Goal: Repeat every record below exactly as written.

Data rows:
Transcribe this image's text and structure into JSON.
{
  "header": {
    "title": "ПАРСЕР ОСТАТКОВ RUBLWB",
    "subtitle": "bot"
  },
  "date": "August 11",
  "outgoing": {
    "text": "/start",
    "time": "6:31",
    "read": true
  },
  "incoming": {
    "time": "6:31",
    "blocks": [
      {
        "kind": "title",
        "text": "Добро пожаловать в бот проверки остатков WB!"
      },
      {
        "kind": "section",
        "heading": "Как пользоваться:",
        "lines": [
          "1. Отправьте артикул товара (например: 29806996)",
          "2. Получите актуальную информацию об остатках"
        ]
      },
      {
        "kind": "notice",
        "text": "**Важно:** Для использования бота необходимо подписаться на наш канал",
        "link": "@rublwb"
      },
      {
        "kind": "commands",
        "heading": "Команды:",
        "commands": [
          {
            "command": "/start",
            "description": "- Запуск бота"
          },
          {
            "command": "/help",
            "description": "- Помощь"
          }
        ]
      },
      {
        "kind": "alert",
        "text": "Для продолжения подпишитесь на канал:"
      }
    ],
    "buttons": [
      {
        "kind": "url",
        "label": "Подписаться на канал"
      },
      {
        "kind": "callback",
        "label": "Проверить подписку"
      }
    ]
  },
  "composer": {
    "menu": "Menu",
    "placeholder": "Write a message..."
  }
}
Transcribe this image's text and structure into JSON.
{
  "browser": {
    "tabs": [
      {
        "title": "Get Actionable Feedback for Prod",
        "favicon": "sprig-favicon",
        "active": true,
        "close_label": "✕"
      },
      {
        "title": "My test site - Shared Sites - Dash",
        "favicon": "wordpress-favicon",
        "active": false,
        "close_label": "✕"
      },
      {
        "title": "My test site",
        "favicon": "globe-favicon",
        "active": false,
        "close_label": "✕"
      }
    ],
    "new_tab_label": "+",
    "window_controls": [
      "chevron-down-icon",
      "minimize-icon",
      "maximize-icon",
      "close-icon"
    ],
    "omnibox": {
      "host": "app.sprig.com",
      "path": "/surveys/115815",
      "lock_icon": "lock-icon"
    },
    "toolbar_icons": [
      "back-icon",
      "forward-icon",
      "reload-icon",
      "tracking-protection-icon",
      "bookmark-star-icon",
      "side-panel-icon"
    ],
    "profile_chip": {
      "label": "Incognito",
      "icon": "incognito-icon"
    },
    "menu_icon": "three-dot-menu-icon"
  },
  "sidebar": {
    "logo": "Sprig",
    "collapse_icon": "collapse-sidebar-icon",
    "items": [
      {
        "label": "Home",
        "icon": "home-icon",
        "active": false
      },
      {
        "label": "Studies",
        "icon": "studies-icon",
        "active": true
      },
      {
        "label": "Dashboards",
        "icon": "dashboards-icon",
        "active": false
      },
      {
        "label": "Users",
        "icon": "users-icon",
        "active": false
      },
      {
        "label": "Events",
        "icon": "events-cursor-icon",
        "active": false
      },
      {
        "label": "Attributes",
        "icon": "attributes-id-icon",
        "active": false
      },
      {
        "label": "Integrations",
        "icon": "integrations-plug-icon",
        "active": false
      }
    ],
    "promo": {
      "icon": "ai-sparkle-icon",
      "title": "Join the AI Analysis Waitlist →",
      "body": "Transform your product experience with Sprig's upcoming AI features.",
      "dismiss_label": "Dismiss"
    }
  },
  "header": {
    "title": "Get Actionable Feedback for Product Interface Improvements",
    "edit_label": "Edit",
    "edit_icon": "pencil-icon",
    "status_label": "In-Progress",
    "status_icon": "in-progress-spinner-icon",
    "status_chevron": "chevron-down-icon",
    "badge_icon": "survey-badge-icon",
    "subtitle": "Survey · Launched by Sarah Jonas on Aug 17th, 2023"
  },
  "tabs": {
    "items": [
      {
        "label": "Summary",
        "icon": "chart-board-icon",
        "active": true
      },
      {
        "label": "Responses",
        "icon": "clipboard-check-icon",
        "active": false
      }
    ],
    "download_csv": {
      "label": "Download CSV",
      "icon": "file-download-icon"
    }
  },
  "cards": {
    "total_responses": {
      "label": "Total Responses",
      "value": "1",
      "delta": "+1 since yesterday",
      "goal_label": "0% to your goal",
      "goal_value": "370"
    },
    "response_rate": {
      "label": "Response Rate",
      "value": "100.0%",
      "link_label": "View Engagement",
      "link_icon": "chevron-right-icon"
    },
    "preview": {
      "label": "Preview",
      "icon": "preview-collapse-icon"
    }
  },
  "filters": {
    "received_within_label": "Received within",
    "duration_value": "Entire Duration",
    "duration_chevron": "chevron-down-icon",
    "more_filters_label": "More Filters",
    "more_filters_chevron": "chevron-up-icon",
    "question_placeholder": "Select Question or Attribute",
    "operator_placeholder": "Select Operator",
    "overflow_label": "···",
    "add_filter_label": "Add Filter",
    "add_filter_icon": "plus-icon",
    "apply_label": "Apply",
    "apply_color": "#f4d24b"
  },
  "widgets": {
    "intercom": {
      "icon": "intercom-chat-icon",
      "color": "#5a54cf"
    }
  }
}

Right answer:
Transcribe this image's text and structure into JSON.
{
  "header": {
    "title": "ПАРСЕР ОСТАТКОВ RUBLWB",
    "subtitle": "bot"
  },
  "date": "August 11",
  "outgoing": {
    "text": "/start",
    "time": "6:31",
    "read": true
  },
  "incoming": {
    "time": "6:31",
    "blocks": [
      {
        "kind": "title",
        "text": "Добро пожаловать в бот проверки остатков WB!"
      },
      {
        "kind": "section",
        "heading": "Как пользоваться:",
        "lines": [
          "1. Отправьте артикул товара (например: 29806996)",
          "2. Получите актуальную информацию об остатках"
        ]
      },
      {
        "kind": "notice",
        "text": "**Важно:** Для использования бота необходимо подписаться на наш канал",
        "link": "@rublwb"
      },
      {
        "kind": "commands",
        "heading": "Команды:",
        "commands": [
          {
            "command": "/start",
            "description": "- Запуск бота"
          },
          {
            "command": "/help",
            "description": "- Помощь"
          }
        ]
      },
      {
        "kind": "alert",
        "text": "Для продолжения подпишитесь на канал:"
      }
    ],
    "buttons": [
      {
        "kind": "url",
        "label": "Подписаться на канал"
      },
      {
        "kind": "callback",
        "label": "Проверить подписку"
      }
    ]
  },
  "composer": {
    "menu": "Menu",
    "placeholder": "Write a message..."
  }
}
Transcribe this image's text and structure into JSON.
{
  "browser": {
    "tabs": [
      {
        "title": "Get Actionable Feedback for Prod",
        "favicon": "sprig-favicon",
        "active": true,
        "close_label": "✕"
      },
      {
        "title": "My test site - Shared Sites - Dash",
        "favicon": "wordpress-favicon",
        "active": false,
        "close_label": "✕"
      },
      {
        "title": "My test site",
        "favicon": "globe-favicon",
        "active": false,
        "close_label": "✕"
      }
    ],
    "new_tab_label": "+",
    "window_controls": [
      "chevron-down-icon",
      "minimize-icon",
      "maximize-icon",
      "close-icon"
    ],
    "omnibox": {
      "host": "app.sprig.com",
      "path": "/surveys/115815",
      "lock_icon": "lock-icon"
    },
    "toolbar_icons": [
      "back-icon",
      "forward-icon",
      "reload-icon",
      "tracking-protection-icon",
      "bookmark-star-icon",
      "side-panel-icon"
    ],
    "profile_chip": {
      "label": "Incognito",
      "icon": "incognito-icon"
    },
    "menu_icon": "three-dot-menu-icon"
  },
  "sidebar": {
    "logo": "Sprig",
    "collapse_icon": "collapse-sidebar-icon",
    "items": [
      {
        "label": "Home",
        "icon": "home-icon",
        "active": false
      },
      {
        "label": "Studies",
        "icon": "studies-icon",
        "active": true
      },
      {
        "label": "Dashboards",
        "icon": "dashboards-icon",
        "active": false
      },
      {
        "label": "Users",
        "icon": "users-icon",
        "active": false
      },
      {
        "label": "Events",
        "icon": "events-cursor-icon",
        "active": false
      },
      {
        "label": "Attributes",
        "icon": "attributes-id-icon",
        "active": false
      },
      {
        "label": "Integrations",
        "icon": "integrations-plug-icon",
        "active": false
      }
    ],
    "promo": {
      "icon": "ai-sparkle-icon",
      "title": "Join the AI Analysis Waitlist →",
      "body": "Transform your product experience with Sprig's upcoming AI features.",
      "dismiss_label": "Dismiss"
    }
  },
  "header": {
    "title": "Get Actionable Feedback for Product Interface Improvements",
    "edit_label": "Edit",
    "edit_icon": "pencil-icon",
    "status_label": "In-Progress",
    "status_icon": "in-progress-spinner-icon",
    "status_chevron": "chevron-down-icon",
    "badge_icon": "survey-badge-icon",
    "subtitle": "Survey · Launched by Sarah Jonas on Aug 17th, 2023"
  },
  "tabs": {
    "items": [
      {
        "label": "Summary",
        "icon": "chart-board-icon",
        "active": true
      },
      {
        "label": "Responses",
        "icon": "clipboard-check-icon",
        "active": false
      }
    ],
    "download_csv": {
      "label": "Download CSV",
      "icon": "file-download-icon"
    }
  },
  "cards": {
    "total_responses": {
      "label": "Total Responses",
      "value": "1",
      "delta": "+1 since yesterday",
      "goal_label": "0% to your goal",
      "goal_value": "370"
    },
    "response_rate": {
      "label": "Response Rate",
      "value": "100.0%",
      "link_label": "View Engagement",
      "link_icon": "chevron-right-icon"
    },
    "preview": {
      "label": "Preview",
      "icon": "preview-collapse-icon"
    }
  },
  "filters": {
    "received_within_label": "Received within",
    "duration_value": "Entire Duration",
    "duration_chevron": "chevron-down-icon",
    "more_filters_label": "More Filters",
    "more_filters_chevron": "chevron-up-icon",
    "question_placeholder": "Select Question or Attribute",
    "operator_placeholder": "Select Operator",
    "overflow_label": "···",
    "add_filter_label": "Add Filter",
    "add_filter_icon": "plus-icon",
    "apply_label": "Apply",
    "apply_color": "#f4d24b"
  },
  "widgets": {
    "intercom": {
      "icon": "intercom-chat-icon",
      "color": "#5a54cf"
    }
  }
}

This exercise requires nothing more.